YOUR TASK — For the data below, please report each line where the word "Zuchthaus" is found.

Document page entries with text —
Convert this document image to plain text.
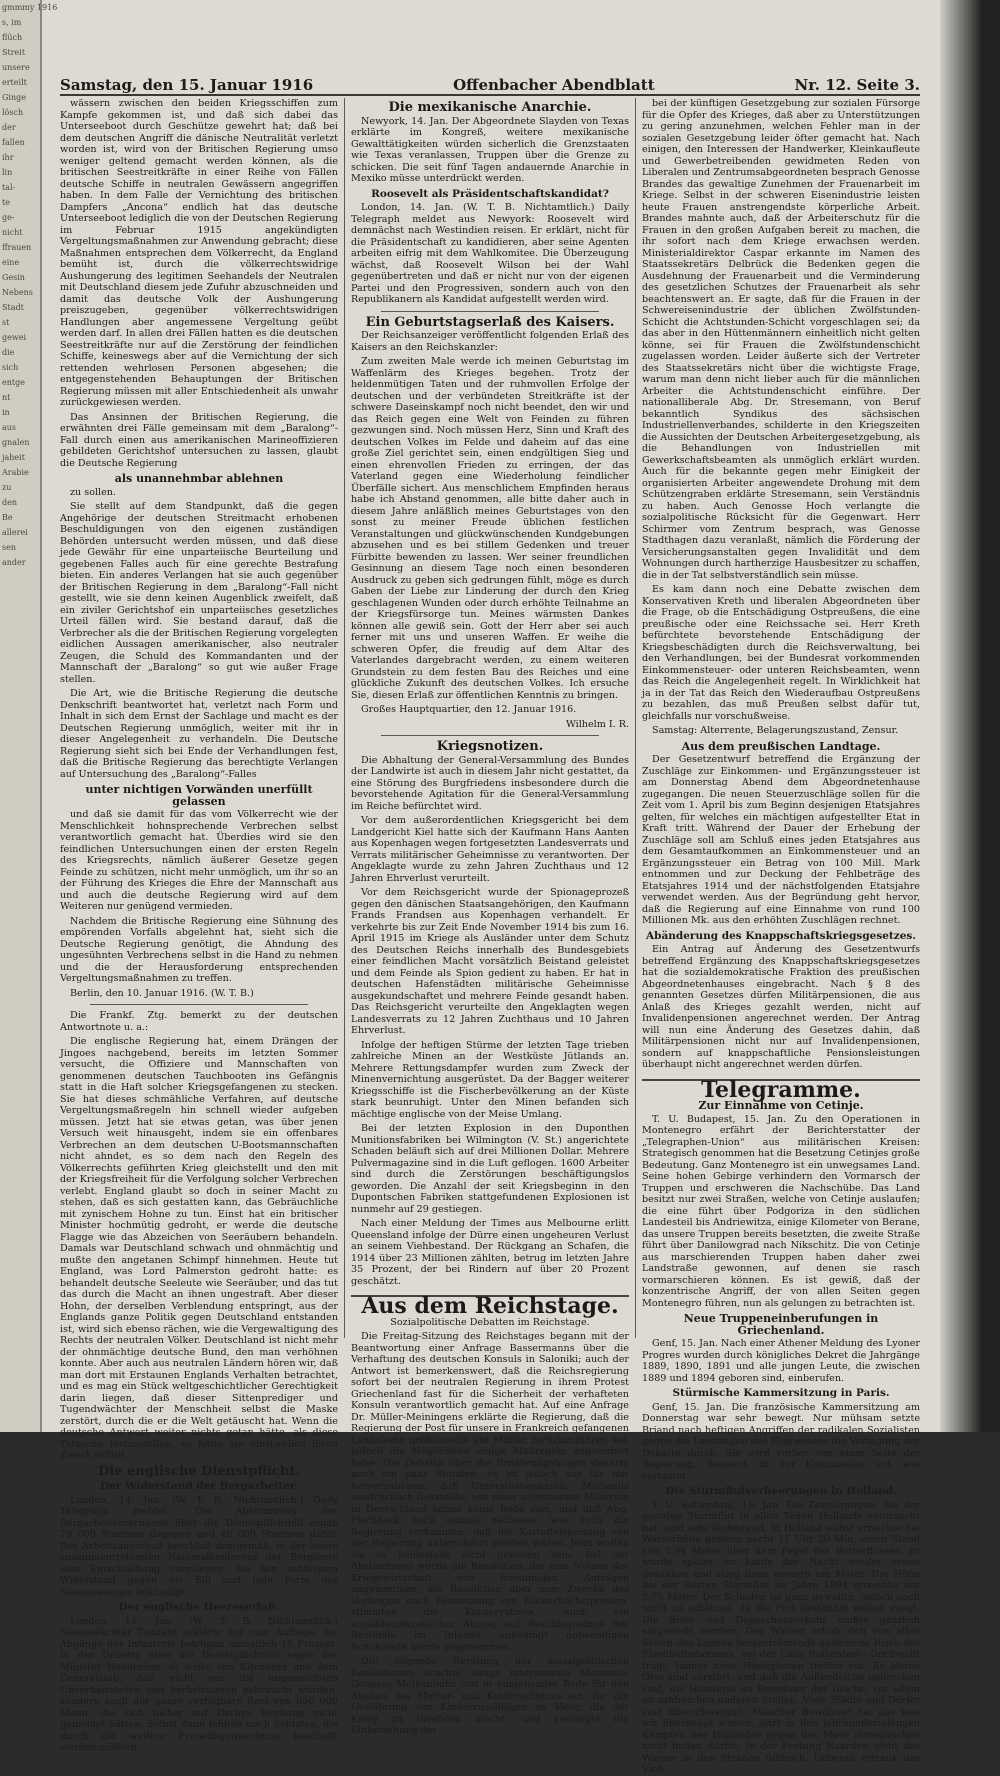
gmmmy 1916
s, im
flüch
Streit
unsere
erteilt
Ginge
lösch
der
fallen
ihr
lin
tal-
te
ge-
nicht
ffrauen
eine
Gesin
Nebens
Stadt
st
gewei
die
sich
entge
nt
in
aus
gnalen
jaheit
Arabie
zu
den
Be
allerei
sen
ander
Samstag, den 15. Januar 1916	Offenbacher Abendblatt	Nr. 12. Seite 3.

wässern zwischen den beiden Kriegsschiffen zum Kampfe gekommen ist, und daß sich dabei das Unterseeboot durch Geschütze gewehrt hat; daß bei dem deutschen Angriff die dänische Neutralität verletzt worden ist, wird von der Britischen Regierung umso weniger geltend gemacht werden können, als die britischen Seestreitkräfte in einer Reihe von Fällen deutsche Schiffe in neutralen Gewässern angegriffen haben. In dem Falle der Vernichtung des britischen Dampfers „Ancona“ endlich hat das deutsche Unterseeboot lediglich die von der Deutschen Regierung im Februar 1915 angekündigten Vergeltungsmaßnahmen zur Anwendung gebracht; diese Maßnahmen entsprechen dem Völkerrecht, da England bemüht ist, durch die völkerrechtswidrige Aushungerung des legitimen Seehandels der Neutralen mit Deutschland diesem jede Zufuhr abzuschneiden und damit das deutsche Volk der Aushungerung preiszugeben, gegenüber völkerrechtswidrigen Handlungen aber angemessene Vergeltung geübt werden darf. In allen drei Fällen hatten es die deutschen Seestreitkräfte nur auf die Zerstörung der feindlichen Schiffe, keineswegs aber auf die Vernichtung der sich rettenden wehrlosen Personen abgesehen; die entgegenstehenden Behauptungen der Britischen Regierung müssen mit aller Entschiedenheit als unwahr zurückgewiesen werden.

Das Ansinnen der Britischen Regierung, die erwähnten drei Fälle gemeinsam mit dem „Baralong“-Fall durch einen aus amerikanischen Marineoffizieren gebildeten Gerichtshof untersuchen zu lassen, glaubt die Deutsche Regierung

als unannehmbar ablehnen

zu sollen.

Sie stellt auf dem Standpunkt, daß die gegen Angehörige der deutschen Streitmacht erhobenen Beschuldigungen von den eigenen zuständigen Behörden untersucht werden müssen, und daß diese jede Gewähr für eine unparteiische Beurteilung und gegebenen Falles auch für eine gerechte Bestrafung bieten. Ein anderes Verlangen hat sie auch gegenüber der Britischen Regierung in dem „Baralong“-Fall nicht gestellt, wie sie denn keinen Augenblick zweifelt, daß ein ziviler Gerichtshof ein unparteiisches gesetzliches Urteil fällen wird. Sie bestand darauf, daß die Verbrecher als die der Britischen Regierung vorgelegten eidlichen Aussagen amerikanischer, also neutraler Zeugen, die Schuld des Kommandanten und der Mannschaft der „Baralong“ so gut wie außer Frage stellen.

Die Art, wie die Britische Regierung die deutsche Denkschrift beantwortet hat, verletzt nach Form und Inhalt in sich dem Ernst der Sachlage und macht es der Deutschen Regierung unmöglich, weiter mit ihr in dieser Angelegenheit zu verhandeln. Die Deutsche Regierung sieht sich bei Ende der Verhandlungen fest, daß die Britische Regierung das berechtigte Verlangen auf Untersuchung des „Baralong“-Falles

unter nichtigen Vorwänden unerfüllt gelassen

und daß sie damit für das vom Völkerrecht wie der Menschlichkeit hohnsprechende Verbrechen selbst verantwortlich gemacht hat. Überdies wird sie den feindlichen Untersuchungen einen der ersten Regeln des Kriegsrechts, nämlich äußerer Gesetze gegen Feinde zu schützen, nicht mehr unmöglich, um ihr so an der Führung des Krieges die Ehre der Mannschaft aus und auch die deutsche Regierung wird auf dem Weiteren nur genügend vermieden.

Nachdem die Britische Regierung eine Sühnung des empörenden Vorfalls abgelehnt hat, sieht sich die Deutsche Regierung genötigt, die Ahndung des ungesühnten Verbrechens selbst in die Hand zu nehmen und die der Herausforderung entsprechenden Vergeltungsmaßnahmen zu treffen.

Berlin, den 10. Januar 1916. (W. T. B.)

Die Frankf. Ztg. bemerkt zu der deutschen Antwortnote u. a.:

Die englische Regierung hat, einem Drängen der Jingoes nachgebend, bereits im letzten Sommer versucht, die Offiziere und Mannschaften von genommenen deutschen Tauchbooten ins Gefängnis statt in die Haft solcher Kriegsgefangenen zu stecken. Sie hat dieses schmähliche Verfahren, auf deutsche Vergeltungsmaßregeln hin schnell wieder aufgeben müssen. Jetzt hat sie etwas getan, was über jenen Versuch weit hinausgeht, indem sie ein offenbares Verbrechen an dem deutschen U-Bootsmannschaften nicht ahndet, es so dem nach den Regeln des Völkerrechts geführten Krieg gleichstellt und den mit der Kriegsfreiheit für die Verfolgung solcher Verbrechen verlebt. England glaubt so doch in seiner Macht zu stehen, daß es sich gestatten kann, das Gebräuchliche mit zynischem Hohne zu tun. Einst hat ein britischer Minister hochmütig gedroht, er werde die deutsche Flagge wie das Abzeichen von Seeräubern behandeln. Damals war Deutschland schwach und ohnmächtig und mußte den angetanen Schimpf hinnehmen. Heute tut England, was Lord Palmerston gedroht hatte: es behandelt deutsche Seeleute wie Seeräuber, und das tut das durch die Macht an ihnen ungestraft. Aber dieser Hohn, der derselben Verblendung entspringt, aus der Englands ganze Politik gegen Deutschland entstanden ist, wird sich ebenso rächen, wie die Vergewaltigung des Rechts der neutralen Völker. Deutschland ist nicht mehr der ohnmächtige deutsche Bund, den man verhöhnen konnte. Aber auch aus neutralen Ländern hören wir, daß man dort mit Erstaunen Englands Verhalten betrachtet, und es mag ein Stück weltgeschichtlicher Gerechtigkeit darin liegen, daß dieser Sittenprediger und Tugendwächter der Menschheit selbst die Maske zerstört, durch die er die Welt getäuscht hat. Wenn die deutsche Antwort weiter nichts getan hätte, als diese Tatsache festzustellen, so hätte sie einstweilen ihren Zweck erfüllt.

Die englische Dienstpflicht.
Der Widerstand der Bergarbeiter.

London, 14. Jan. (W. T. B. Nichtamtlich.) Daily Telegraph meldet: Die Abstimmung der Bergarbeiterverbände über die Dienstpflichtbill ergab 79 000 Stimmen dagegen und 40 000 Stimmen dafür. Der Arbeitsausschuß beschloß demgemäß, in der heute zusammentretenden Nationalkonferenz der Bergleute eine Entschließung vorzulegen, die den schärfsten Widerstand gegen die Bill und jede Form des Staatszwanges ankündigt.

Der englische Heereserlaß.

London, 14. Jan. (W. T. B. Nichtamtlich.) Staatssekretär Tennant erklärte auf eine Anfrage, die Abgänge der Infanterie betrügen monatlich 15 Prozent. In der Debatte über die Dienstpflichtbill sagte der Minister Henderson, er wisse von Kitchener und dem Generalstab, daß nicht nur die ungemeldeten Unverheirateten und Verheirateten gebraucht würden, sondern auch der ganze verfügbare Rest von 650 000 Mann, die sich bisher auf Derbys Werbung nicht gemeldet hätten. Selbst dann fehlten noch Soldaten, die durch die weitere Freiwilligenwerbung beschafft werden müßten.

Die mexikanische Anarchie.

Newyork, 14. Jan. Der Abgeordnete Slayden von Texas erklärte im Kongreß, weitere mexikanische Gewalttätigkeiten würden sicherlich die Grenzstaaten wie Texas veranlassen, Truppen über die Grenze zu schicken. Die seit fünf Tagen andauernde Anarchie in Mexiko müsse unterdrückt werden.

Roosevelt als Präsidentschaftskandidat?

London, 14. Jan. (W. T. B. Nichtamtlich.) Daily Telegraph meldet aus Newyork: Roosevelt wird demnächst nach Westindien reisen. Er erklärt, nicht für die Präsidentschaft zu kandidieren, aber seine Agenten arbeiten eifrig mit dem Wahlkomitee. Die Überzeugung wächst, daß Roosevelt Wilson bei der Wahl gegenübertreten und daß er nicht nur von der eigenen Partei und den Progressiven, sondern auch von den Republikanern als Kandidat aufgestellt werden wird.

Ein Geburtstagserlaß des Kaisers.

Der Reichsanzeiger veröffentlicht folgenden Erlaß des Kaisers an den Reichskanzler:

Zum zweiten Male werde ich meinen Geburtstag im Waffenlärm des Krieges begehen. Trotz der heldenmütigen Taten und der ruhmvollen Erfolge der deutschen und der verbündeten Streitkräfte ist der schwere Daseinskampf noch nicht beendet, den wir und das Reich gegen eine Welt von Feinden zu führen gezwungen sind. Noch müssen Herz, Sinn und Kraft des deutschen Volkes im Felde und daheim auf das eine große Ziel gerichtet sein, einen endgültigen Sieg und einen ehrenvollen Frieden zu erringen, der das Vaterland gegen eine Wiederholung feindlicher Überfälle sichert. Aus menschlichem Empfinden heraus habe ich Abstand genommen, alle bitte daher auch in diesem Jahre anläßlich meines Geburtstages von den sonst zu meiner Freude üblichen festlichen Veranstaltungen und glückwünschenden Kundgebungen abzusehen und es bei stillem Gedenken und treuer Fürbitte bewenden zu lassen. Wer seiner freundlichen Gesinnung an diesem Tage noch einen besonderen Ausdruck zu geben sich gedrungen fühlt, möge es durch Gaben der Liebe zur Linderung der durch den Krieg geschlagenen Wunden oder durch erhöhte Teilnahme an der Kriegsfürsorge tun. Meines wärmsten Dankes können alle gewiß sein. Gott der Herr aber sei auch ferner mit uns und unseren Waffen. Er weihe die schweren Opfer, die freudig auf dem Altar des Vaterlandes dargebracht werden, zu einem weiteren Grundstein zu dem festen Bau des Reiches und eine glückliche Zukunft des deutschen Volkes. Ich ersuche Sie, diesen Erlaß zur öffentlichen Kenntnis zu bringen.

Großes Hauptquartier, den 12. Januar 1916.

Wilhelm I. R.

Kriegsnotizen.

Die Abhaltung der General-Versammlung des Bundes der Landwirte ist auch in diesem Jahr nicht gestattet, da eine Störung des Burgfriedens insbesondere durch die bevorstehende Agitation für die General-Versammlung im Reiche befürchtet wird.

Vor dem außerordentlichen Kriegsgericht bei dem Landgericht Kiel hatte sich der Kaufmann Hans Aanten aus Kopenhagen wegen fortgesetzten Landesverrats und Verrats militärischer Geheimnisse zu verantworten. Der Angeklagte wurde zu zehn Jahren Zuchthaus und 12 Jahren Ehrverlust verurteilt.

Vor dem Reichsgericht wurde der Spionageprozeß gegen den dänischen Staatsangehörigen, den Kaufmann Frands Frandsen aus Kopenhagen verhandelt. Er verkehrte bis zur Zeit Ende November 1914 bis zum 16. April 1915 im Kriege als Ausländer unter dem Schutz des Deutschen Reichs innerhalb des Bundesgebiets einer feindlichen Macht vorsätzlich Beistand geleistet und dem Feinde als Spion gedient zu haben. Er hat in deutschen Hafenstädten militärische Geheimnisse ausgekundschaftet und mehrere Feinde gesandt haben. Das Reichsgericht verurteilte den Angeklagten wegen Landesverrats zu 12 Jahren Zuchthaus und 10 Jahren Ehrverlust.

Infolge der heftigen Stürme der letzten Tage trieben zahlreiche Minen an der Westküste Jütlands an. Mehrere Rettungsdampfer wurden zum Zweck der Minenvernichtung ausgerüstet. Da der Bagger weiterer Kriegsschiffe ist die Fischerbevölkerung an der Küste stark beunruhigt. Unter den Minen befanden sich mächtige englische von der Meise Umlang.

Bei der letzten Explosion in den Duponthen Munitionsfabriken bei Wilmington (V. St.) angerichtete Schaden beläuft sich auf drei Millionen Dollar. Mehrere Pulvermagazine sind in die Luft geflogen. 1600 Arbeiter sind durch die Zerstörungen beschäftigungslos geworden. Die Anzahl der seit Kriegsbeginn in den Dupontschen Fabriken stattgefundenen Explosionen ist nunmehr auf 29 gestiegen.

Nach einer Meldung der Times aus Melbourne erlitt Queensland infolge der Dürre einen ungeheuren Verlust an seinem Viehbestand. Der Rückgang an Schafen, die 1914 über 23 Millionen zählten, betrug im letzten Jahre 35 Prozent, der bei Rindern auf über 20 Prozent geschätzt.

Aus dem Reichstage.
Sozialpolitische Debatten im Reichstage.

Die Freitag-Sitzung des Reichstages begann mit der Beantwortung einer Anfrage Bassermanns über die Verhaftung des deutschen Konsuls in Saloniki; auch der Antwort ist bemerkenswert, daß die Reichsregierung sofort bei der neutralen Regierung in ihrem Protest Griechenland fast für die Sicherheit der verhafteten Konsuln verantwortlich gemacht hat. Auf eine Anfrage Dr. Müller-Meiningens erklärte die Regierung, daß die Regierung der Post für unsere in Frankreich gefangenen Landsleute größtenteils auf Militär zurückzuführen sei, jedoch die Möglichkeit einige Maßregeln angeordnet habe. Die Debatte über die Ernährungsfragen dauerte noch ein paar Stunden, es ist jedoch aus ihr nur hervorzuheben, daß Unterstaatssekretär Michaelis ausdrücklich feststellte, von einer allgemeinen Mißernte in Deutschland könne keine Rede sein, und daß Abg. Fischbeck noch einmal nachwies, wie auch die Regierung verkannten, daß die Kartoffelspeisung von der Regierung unterschätzt worden wären. Jetzt wollen sie es keinesfalls nicht gewesen sein. Bei der Abstimmung wurde die Resolution, die zum Nutzen der Kriegswirtschaft von freisinnigen Anträgen angenommen, die Resolution aber zum Zwecke des Verlangen nach Festsetzung von Zuckerhöchstpreisen, stimmten die Konservativen, auch ein sozialdemokratischer Antrag auf Beschlagnahme der Bestände im Inlande unbedingt notwendigen Schokolade wurde angenommen.

Die folgende Beratung der sozialpolitischen Resolutionen brachte einige interessante Momente. Genosse Molkenbuhr trat in eingehender Rede für den Ausbau des Mutter- und Kinderschutzes ein, für die Gewährung von Kinderzuschlägen an Väter, die der Krieg zu Invaliden macht, und verlangte die Einbeziehung der

bei der künftigen Gesetzgebung zur sozialen Fürsorge für die Opfer des Krieges, daß aber zu Unterstützungen zu gering anzunehmen, welchen Fehler man in der sozialen Gesetzgebung leider öfter gemacht hat. Nach einigen, den Interessen der Handwerker, Kleinkaufleute und Gewerbetreibenden gewidmeten Reden von Liberalen und Zentrumsabgeordneten besprach Genosse Brandes das gewaltige Zunehmen der Frauenarbeit im Kriege. Selbst in der schweren Eisenindustrie leisten heute Frauen anstrengendste körperliche Arbeit. Brandes mahnte auch, daß der Arbeiterschutz für die Frauen in den großen Aufgaben bereit zu machen, die ihr sofort nach dem Kriege erwachsen werden. Ministerialdirektor Caspar erkannte im Namen des Staatssekretärs Delbrück die Bedenken gegen die Ausdehnung der Frauenarbeit und die Verminderung des gesetzlichen Schutzes der Frauenarbeit als sehr beachtenswert an. Er sagte, daß für die Frauen in der Schwereisenindustrie der üblichen Zwölfstunden-Schicht die Achtstunden-Schicht vorgeschlagen sei; da das aber in den Hüttenmännern einheitlich nicht gelten könne, sei für Frauen die Zwölfstundenschicht zugelassen worden. Leider äußerte sich der Vertreter des Staatssekretärs nicht über die wichtigste Frage, warum man denn nicht lieber auch für die männlichen Arbeiter die Achtstundenschicht einführe. Der nationalliberale Abg. Dr. Stresemann, von Beruf bekanntlich Syndikus des sächsischen Industriellenverbandes, schilderte in den Kriegszeiten die Aussichten der Deutschen Arbeitergesetzgebung, als die Behandlungen von Industriellen mit Gewerkschaftsbeamten als unmöglich erklärt wurden. Auch für die bekannte gegen mehr Einigkeit der organisierten Arbeiter angewendete Drohung mit dem Schützengraben erklärte Stresemann, sein Verständnis zu haben. Auch Genosse Hoch verlangte die sozialpolitische Rücksicht für die Gegenwart. Herr Schirmer vom Zentrum besprach, was Genosse Stadthagen dazu veranlaßt, nämlich die Förderung der Versicherungsanstalten gegen Invalidität und dem Wohnungen durch hartherzige Hausbesitzer zu schaffen, die in der Tat selbstverständlich sein müsse.

Es kam dann noch eine Debatte zwischen dem Konservativen Kreth und liberalen Abgeordneten über die Frage, ob die Entschädigung Ostpreußens, die eine preußische oder eine Reichssache sei. Herr Kreth befürchtete bevorstehende Entschädigung der Kriegsbeschädigten durch die Reichsverwaltung, bei den Verhandlungen, bei der Bundesrat vorkommenden Einkommensteuer- oder unteren Reichsbeamten, wenn das Reich die Angelegenheit regelt. In Wirklichkeit hat ja in der Tat das Reich den Wiederaufbau Ostpreußens zu bezahlen, das muß Preußen selbst dafür tut, gleichfalls nur vorschußweise.

Samstag: Alterrente, Belagerungszustand, Zensur.

Aus dem preußischen Landtage.

Der Gesetzentwurf betreffend die Ergänzung der Zuschläge zur Einkommen- und Ergänzungssteuer ist am Donnerstag Abend dem Abgeordnetenhause zugegangen. Die neuen Steuerzuschläge sollen für die Zeit vom 1. April bis zum Beginn desjenigen Etatsjahres gelten, für welches ein mächtigen aufgestellter Etat in Kraft tritt. Während der Dauer der Erhebung der Zuschläge soll am Schluß eines jeden Etatsjahres aus dem Gesamtaufkommen an Einkommensteuer und an Ergänzungssteuer ein Betrag von 100 Mill. Mark entnommen und zur Deckung der Fehlbeträge des Etatsjahres 1914 und der nächstfolgenden Etatsjahre verwendet werden. Aus der Begründung geht hervor, daß die Regierung auf eine Einnahme von rund 100 Millionen Mk. aus den erhöhten Zuschlägen rechnet.

Abänderung des Knappschaftskriegsgesetzes.

Ein Antrag auf Änderung des Gesetzentwurfs betreffend Ergänzung des Knappschaftskriegsgesetzes hat die sozialdemokratische Fraktion des preußischen Abgeordnetenhauses eingebracht. Nach § 8 des genannten Gesetzes dürfen Militärpensionen, die aus Anlaß des Krieges gezahlt werden, nicht auf Invalidenpensionen angerechnet werden. Der Antrag will nun eine Änderung des Gesetzes dahin, daß Militärpensionen nicht nur auf Invalidenpensionen, sondern auf knappschaftliche Pensionsleistungen überhaupt nicht angerechnet werden dürfen.

Telegramme.
Zur Einnahme von Cetinje.

T. U. Budapest, 15. Jan. Zu den Operationen in Montenegro erfährt der Berichterstatter der „Telegraphen-Union“ aus militärischen Kreisen: Strategisch genommen hat die Besetzung Cetinjes große Bedeutung. Ganz Montenegro ist ein unwegsames Land. Seine hohen Gebirge verhindern den Vormarsch der Truppen und erschweren die Nachschübe. Das Land besitzt nur zwei Straßen, welche von Cetinje auslaufen; die eine führt über Podgoriza in den südlichen Landesteil bis Andriewitza, einige Kilometer von Berane, das unsere Truppen bereits besetzten, die zweite Straße führt über Danilowgrad nach Nikschitz. Die von Cetinje aus marschierenden Truppen haben daher zwei Landstraße gewonnen, auf denen sie rasch vormarschieren können. Es ist gewiß, daß der konzentrische Angriff, der von allen Seiten gegen Montenegro führen, nun als gelungen zu betrachten ist.

Neue Truppeneinberufungen in Griechenland.

Genf, 15. Jan. Nach einer Athener Meldung des Lyoner Progres wurden durch königliches Dekret die Jahrgänge 1889, 1890, 1891 und alle jungen Leute, die zwischen 1889 und 1894 geboren sind, einberufen.

Stürmische Kammersitzung in Paris.

Genf, 15. Jan. Die französische Kammersitzung am Donnerstag war sehr bewegt. Nur mühsam setzte Briand nach heftigen Angriffen der radikalen Sozialisten gegen die Leistungen des Flugwesens die Vertagung der Debatte durch. Sie wird vorher von einer Seite der Regierung, Besnard, in der Kommission auf, wie verlautet.

Die Sturmflutverheerungen in Holland.

T. U. Rotterdam, 15. Jan. Die Zerstörungen, die der gestrige Sturmflut in allen Teilen Hollands verursacht hat, sind sehr bedeutend. In Holland selbst erreichte die Wasserhöhe gestern nacht 11 Uhr 30 Min. einen Stand von 3,94 Meter über dem Pegel des Rotterflusses. Er wurde später im Laufe der Nacht wieder etwas gesunken und stieg dann gestern ein Meter. Der Höhe bei der letzten Sturmflut im Jahre 1894 erreichte nur 3,75 Meter. Der Schaden ist ganz gewaltig, jedoch noch nicht zu schätzen, da die Flut beständig weiter steigt. Die Brief- und Depeschenverkehr mußte gänzlich eingestellt werden. Das Wasser erhob sich von allen Seiten des Landes heranströmende zahlreiche Risse des Eisenbahndammes, bei der Linie Rotterdam—Dordrecht trägt. Immer neue Hiobsposten treffen ein. Es kleine Orte sind zerstört, und daß die Außendeiche gebrochen sind, die Hunderte an Bewohner der Deiche, vor allem an zahlreichen anderen Stellen. Viele Städte und Dörfer sind überschwemmt. Mancher Bewohner hat das was wir überhaupt wissen, jetzt in den jahrhundertelangen Kämpfen der Holländer gegen das Meer ihresgleichen nicht finden dürfte. In der Festung Naarden steht das Wasser in den Straßen fußhoch. Ueberall ertrank das Vieh.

SOLUTION FOR THIS TASK —
Vor dem außerordentlichen Kriegsgericht bei dem Landgericht Kiel hatte sich der Kaufmann Hans Aanten aus Kopenhagen wegen fortgesetzten Landesverrats und Verrats militärischer Geheimnisse zu verantworten. Der Angeklagte wurde zu zehn Jahren Zuchthaus und 12 Jahren Ehrverlust verurteilt.
Vor dem Reichsgericht wurde der Spionageprozeß gegen den dänischen Staatsangehörigen, den Kaufmann Frands Frandsen aus Kopenhagen verhandelt. Er verkehrte bis zur Zeit Ende November 1914 bis zum 16. April 1915 im Kriege als Ausländer unter dem Schutz des Deutschen Reichs innerhalb des Bundesgebiets einer feindlichen Macht vorsätzlich Beistand geleistet und dem Feinde als Spion gedient zu haben. Er hat in deutschen Hafenstädten militärische Geheimnisse ausgekundschaftet und mehrere Feinde gesandt haben. Das Reichsgericht verurteilte den Angeklagten wegen Landesverrats zu 12 Jahren Zuchthaus und 10 Jahren Ehrverlust.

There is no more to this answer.